[Annotated element entries]
· · · · · · ·

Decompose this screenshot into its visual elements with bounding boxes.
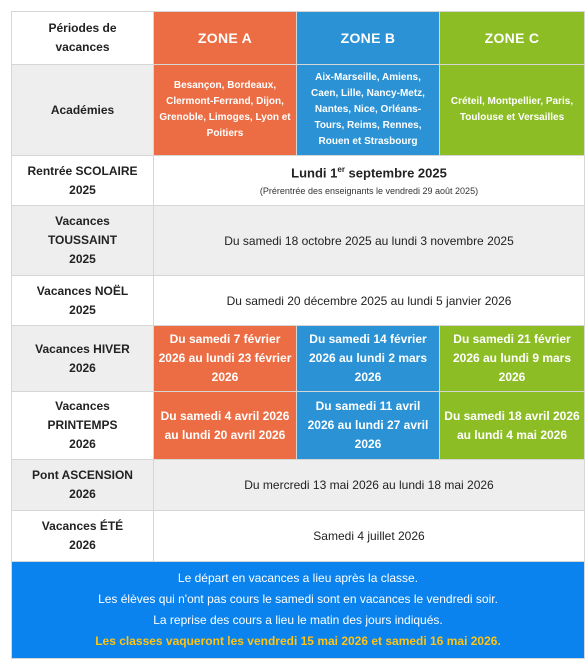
ascension-dates: Du mercredi 13 mai 2026 au lundi 18 mai 2026 bbox=[154, 460, 585, 511]
printemps-row bbox=[12, 392, 585, 460]
academies-label: Académies bbox=[12, 65, 154, 156]
zone-a-header: ZONE A bbox=[154, 12, 297, 65]
footer-line-1: Le départ en vacances a lieu après la classe. bbox=[177, 571, 419, 585]
toussaint-label: Vacances TOUSSAINT 2025 bbox=[12, 206, 154, 276]
school-holidays-table-container bbox=[11, 11, 584, 659]
hiver-zone-b: Du samedi 14 février 2026 au lundi 2 mars 2026 bbox=[297, 326, 440, 392]
printemps-label: Vacances PRINTEMPS 2026 bbox=[12, 392, 154, 460]
zone-c-academies: Créteil, Montpellier, Paris, Toulouse et Versailles bbox=[440, 65, 585, 156]
footer-notes bbox=[12, 562, 585, 659]
noel-label: Vacances NOËL 2025 bbox=[12, 276, 154, 326]
printemps-zone-c: Du samedi 18 avril 2026 au lundi 4 mai 2026 bbox=[440, 392, 585, 460]
footer-line-2: Les élèves qui n'ont pas cours le samedi sont en vacances le vendredi soir. bbox=[98, 592, 498, 606]
noel-dates: Du samedi 20 décembre 2025 au lundi 5 janvier 2026 bbox=[154, 276, 585, 326]
toussaint-dates: Du samedi 18 octobre 2025 au lundi 3 novembre 2025 bbox=[154, 206, 585, 276]
rentree-date: Lundi 1er septembre 2025 bbox=[291, 164, 447, 181]
academies-row bbox=[12, 65, 585, 156]
ete-dates: Samedi 4 juillet 2026 bbox=[154, 511, 585, 562]
ete-label: Vacances ÉTÉ 2026 bbox=[12, 511, 154, 562]
noel-row bbox=[12, 276, 585, 326]
zone-a-academies: Besançon, Bordeaux, Clermont-Ferrand, Dijon, Grenoble, Limoges, Lyon et Poitiers bbox=[154, 65, 297, 156]
rentree-note: (Prérentrée des enseignants le vendredi 29 août 2025) bbox=[259, 186, 479, 197]
hiver-row bbox=[12, 326, 585, 392]
printemps-zone-b: Du samedi 11 avril 2026 au lundi 27 avril 2026 bbox=[297, 392, 440, 460]
rentree-row bbox=[12, 156, 585, 206]
rentree-label: Rentrée SCOLAIRE 2025 bbox=[12, 156, 154, 206]
school-holidays-table bbox=[11, 11, 585, 659]
footer-row bbox=[12, 562, 585, 659]
ascension-label: Pont ASCENSION 2026 bbox=[12, 460, 154, 511]
ascension-row bbox=[12, 460, 585, 511]
footer-warning: Les classes vaqueront les vendredi 15 mai 2026 et samedi 16 mai 2026. bbox=[95, 634, 501, 648]
zone-b-academies: Aix-Marseille, Amiens, Caen, Lille, Nancy-Metz, Nantes, Nice, Orléans-Tours, Reims, Rennes, Rouen et Strasbourg bbox=[297, 65, 440, 156]
footer-line-3: La reprise des cours a lieu le matin des jours indiqués. bbox=[153, 613, 443, 627]
toussaint-row bbox=[12, 206, 585, 276]
zone-b-header: ZONE B bbox=[297, 12, 440, 65]
hiver-label: Vacances HIVER 2026 bbox=[12, 326, 154, 392]
zone-c-header: ZONE C bbox=[440, 12, 585, 65]
printemps-zone-a: Du samedi 4 avril 2026 au lundi 20 avril 2026 bbox=[154, 392, 297, 460]
ete-row bbox=[12, 511, 585, 562]
hiver-zone-a: Du samedi 7 février 2026 au lundi 23 février 2026 bbox=[154, 326, 297, 392]
rentree-dates bbox=[154, 156, 585, 206]
periods-header: Périodes de vacances bbox=[12, 12, 154, 65]
hiver-zone-c: Du samedi 21 février 2026 au lundi 9 mars 2026 bbox=[440, 326, 585, 392]
header-row bbox=[12, 12, 585, 65]
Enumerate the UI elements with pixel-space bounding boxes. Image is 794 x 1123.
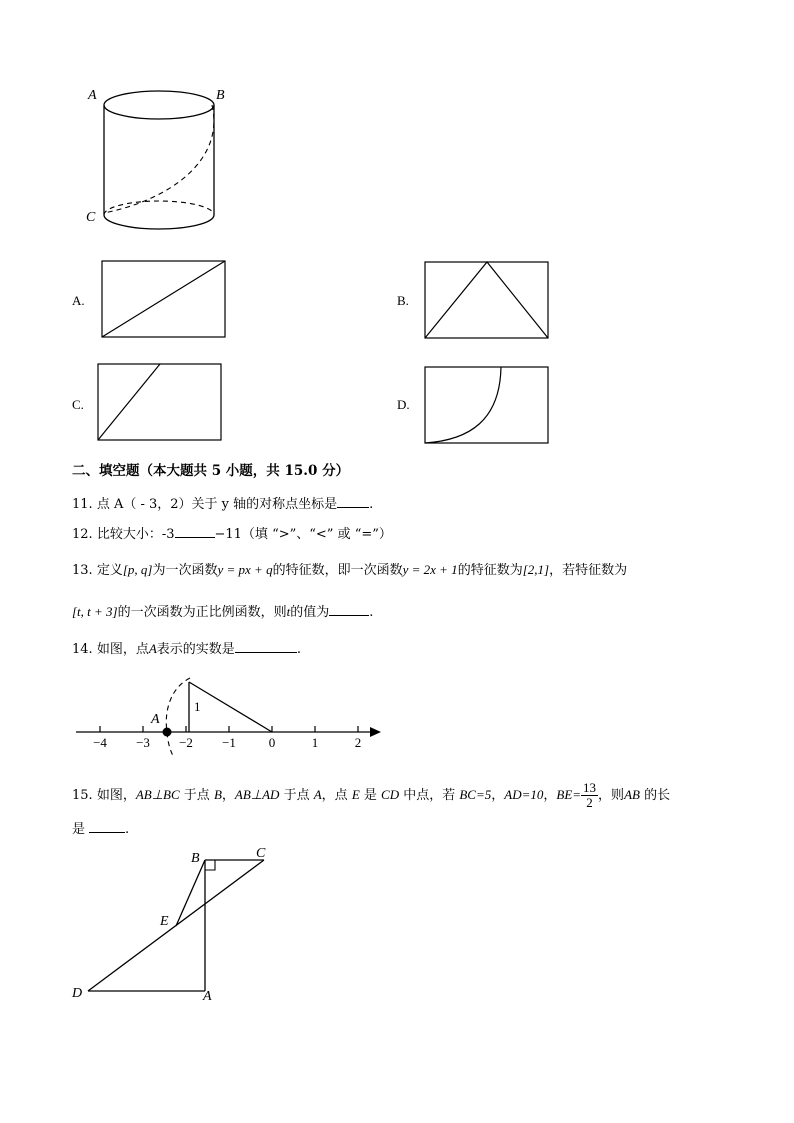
q15-comma2: ，: [543, 788, 557, 803]
q15-text-h: ，则: [598, 788, 625, 803]
tick-label: −2: [179, 735, 193, 750]
q13-part5: ，若特征数为: [549, 563, 628, 578]
q12-text-a: 比较大小：-3: [96, 527, 175, 542]
tick-label: −4: [93, 735, 107, 750]
trap-label-c: C: [256, 846, 266, 861]
height-label: 1: [194, 699, 201, 714]
cylinder-label-a: A: [88, 88, 97, 103]
q15-be: BE=: [556, 787, 582, 802]
q15-ab-ad: AB⊥AD: [234, 787, 280, 802]
q15-frac-den: 2: [586, 795, 593, 810]
section-title: 二、填空题（本大题共 5 小题，共 15.0 分）: [72, 463, 350, 479]
q13-part6: 的一次函数为正比例函数，则: [117, 605, 287, 620]
q14-text-a: 如图，点: [96, 642, 149, 657]
q11-number: 11.: [72, 497, 93, 512]
q13-pair: [2,1]: [522, 562, 550, 577]
q15-frac-num: 13: [583, 780, 597, 795]
point-a-label: A: [151, 712, 160, 727]
q13-tt: [t, t + 3]: [72, 604, 118, 619]
q13-number: 13.: [72, 563, 93, 578]
q14-number: 14.: [72, 642, 93, 657]
q15-text-i: 的长: [639, 788, 671, 803]
q15-comma1: ，: [491, 788, 505, 803]
trap-label-d: D: [72, 986, 83, 1001]
q15-text-d: 于点: [279, 788, 314, 803]
q11-end: .: [369, 497, 374, 512]
q13-t: t: [286, 604, 291, 619]
tick-label: −3: [136, 735, 150, 750]
q13-part7: 的值为: [290, 605, 330, 620]
q15-text-b: 于点: [179, 788, 214, 803]
q12-number: 12.: [72, 527, 93, 542]
q11-text: 点 A（ - 3，2）关于 y 轴的对称点坐标是: [96, 497, 338, 512]
q13-end: .: [369, 605, 374, 620]
q15-text-f: 是: [359, 788, 382, 803]
q15-ab: AB: [624, 787, 640, 802]
cylinder-label-c: C: [86, 210, 96, 225]
q15-b: B: [213, 787, 222, 802]
option-d-label: D.: [397, 397, 410, 412]
q14-end: .: [296, 642, 301, 657]
q13-part1: 定义: [96, 563, 123, 578]
q15-ab-bc: AB⊥BC: [135, 787, 180, 802]
q13-func2: y = 2x + 1: [402, 562, 458, 577]
tick-label: 2: [354, 735, 362, 750]
q15-a: A: [313, 787, 322, 802]
q15-number: 15.: [72, 788, 93, 803]
q15-text-g: 中点，若: [399, 788, 460, 803]
option-c-label: C.: [72, 397, 84, 412]
q15-text-a: 如图，: [96, 788, 136, 803]
tick-label: 0: [268, 735, 276, 750]
cylinder-label-b: B: [216, 88, 225, 103]
option-b-label: B.: [397, 293, 409, 308]
q13-part3: 的特征数，即一次函数: [272, 563, 403, 578]
q15-end: .: [125, 822, 130, 837]
trap-label-a: A: [203, 989, 212, 1004]
q15-cd: CD: [381, 787, 400, 802]
q15-text-e: ，点: [321, 788, 352, 803]
q15-text-c: ，: [221, 788, 235, 803]
q13-part2: 为一次函数: [152, 563, 218, 578]
q14-text-b: 表示的实数是: [156, 642, 235, 657]
option-a-label: A.: [72, 293, 85, 308]
q13-part4: 的特征数为: [457, 563, 523, 578]
q14-a: A: [148, 641, 157, 656]
q15-line2: 是: [72, 822, 86, 837]
tick-label: 1: [311, 735, 319, 750]
q15-e: E: [351, 787, 360, 802]
trap-label-e: E: [160, 914, 169, 929]
tick-label: −1: [222, 735, 236, 750]
q13-pq: [p, q]: [122, 562, 153, 577]
q15-bc: BC=5: [459, 787, 492, 802]
q13-func: y = px + q: [217, 562, 273, 577]
trap-label-b: B: [191, 851, 200, 866]
q15-ad: AD=10: [504, 787, 544, 802]
q12-text-b: −11（填 “>”、“<” 或 “=”）: [214, 527, 392, 542]
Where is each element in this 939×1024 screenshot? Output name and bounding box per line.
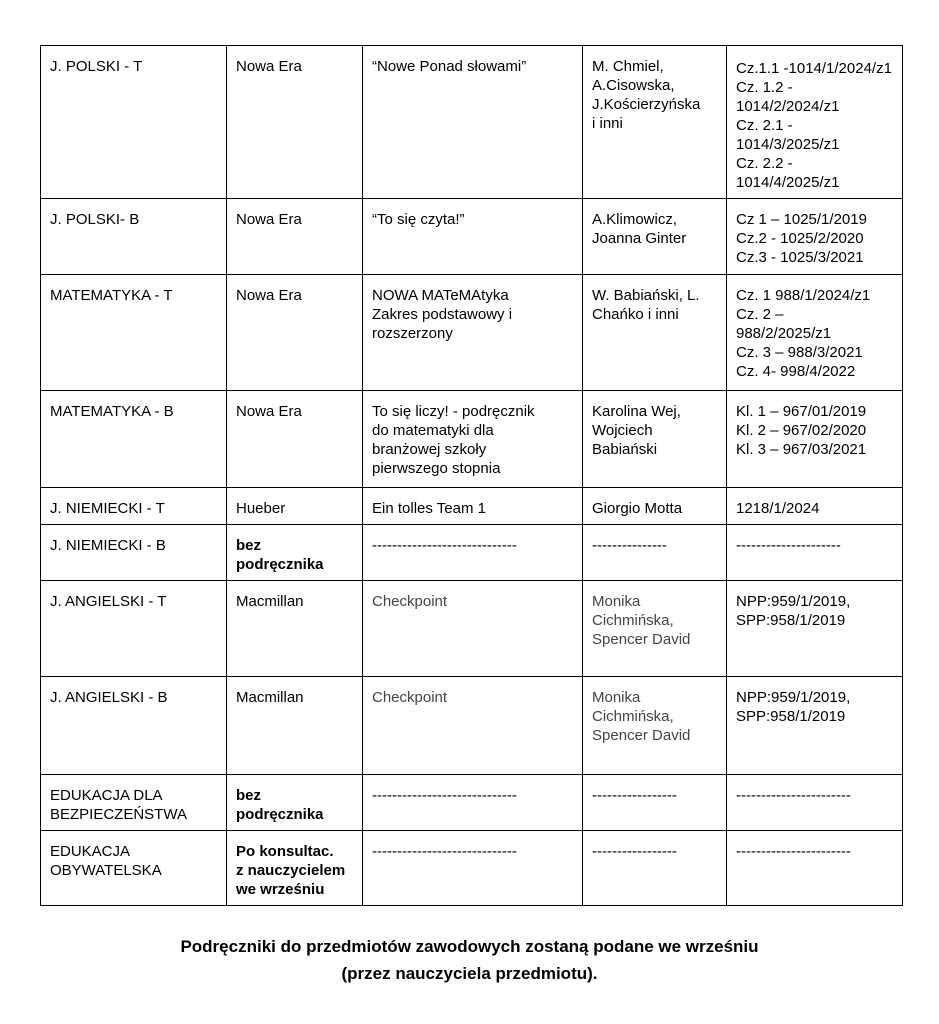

· · · · · · ·

Can you give the lines running from the one containing "q15-comma2: ，: [543, 788, 557, 803]" through the one containing "q15-frac-den: 2: [586, 795, 593, 810]" as a Markdown table with the columns Row and Line, numbering each row and leaving out any blank lines?

Solution for this problem:
| Row | Line |
|---|---|
| 1 | q15-comma2: ，: [543, 788, 557, 803] |
| 2 | q15-text-h: ，则: [598, 788, 625, 803] |
| 3 | tick-label: −2: [179, 735, 193, 750] |
| 4 | q13-part5: ，若特征数为: [549, 563, 628, 578] |
| 5 | q12-text-a: 比较大小：-3: [96, 527, 175, 542] |
| 6 | tick-label: −4: [93, 735, 107, 750] |
| 7 | trap-label-c: C: [256, 846, 266, 861] |
| 8 | height-label: 1: [194, 699, 201, 714] |
| 9 | cylinder-label-a: A: [88, 88, 97, 103] |
| 10 | q15-be: BE=: [556, 787, 582, 802] |
| 11 | q15-ab-ad: AB⊥AD: [234, 787, 280, 802] |
| 12 | q15-frac-den: 2: [586, 795, 593, 810] |